Tasks and exercises:
[1] List each distinct length of time mentioned in the interview excerpt with Jaco Van Dormael, counting a repeated length only once.
[2] Reproduce the passage of the interview excerpt with Jaco Van Dormael between "VAN DORMAEL:  I’m" and "films are released.", inclusive.

Page extract:

────

JACO VAN DORMAEL:  Yeah, it took me 10 years to make this film.  It took six years to write, and two years to do it, with six months of shooting and a year and a half for editing and sound.  The whole process was about 10 years.  What took me the most time was writing, but that’s normal.  The most important part is the script, the writing and the words.  It’s also less expensive, so I spent a lot of years on that.  I’m a slow writer. 

Has it been frustrated that more people haven’t been able to see it, or are you just happy that it’s more available now?

VAN DORMAEL:  I’m glad that the film has finally arrived in the States, after four years.  It also took four years to be released in Korea.  I think that’s the same time it would take a message dropped in a bottle to arrive.  For my next film, I’ll just put a DVD in a bottle and drop it in the water.  It’s great because it’s a film that’s a little out of time.  It is a strange film with a strange journey, and the film itself has had a strange journey.  It doesn’t resemble other films, and it represent the way most films are released.

────

Material provided:
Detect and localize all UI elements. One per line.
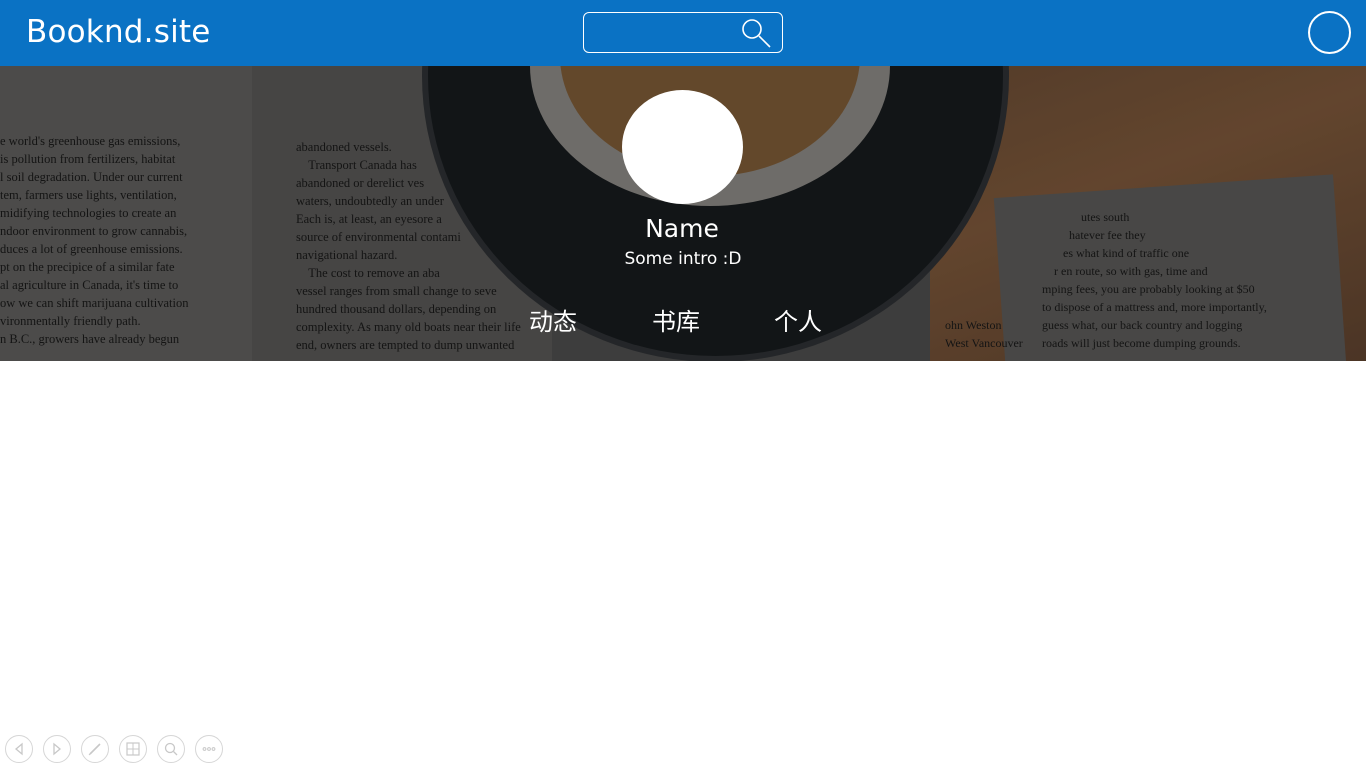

────

Answers to the tasks:
[1]
- 10 years
- six years
- two years
- six months
- a year and a half
- four years

[2]
VAN DORMAEL:  I’m glad that the film has finally arrived in the States, after four years.  It also took four years to be released in Korea.  I think that’s the same time it would take a message dropped in a bottle to arrive.  For my next film, I’ll just put a DVD in a bottle and drop it in the water.  It’s great because it’s a film that’s a little out of time.  It is a strange film with a strange journey, and the film itself has had a strange journey.  It doesn’t resemble other films, and it represent the way most films are released.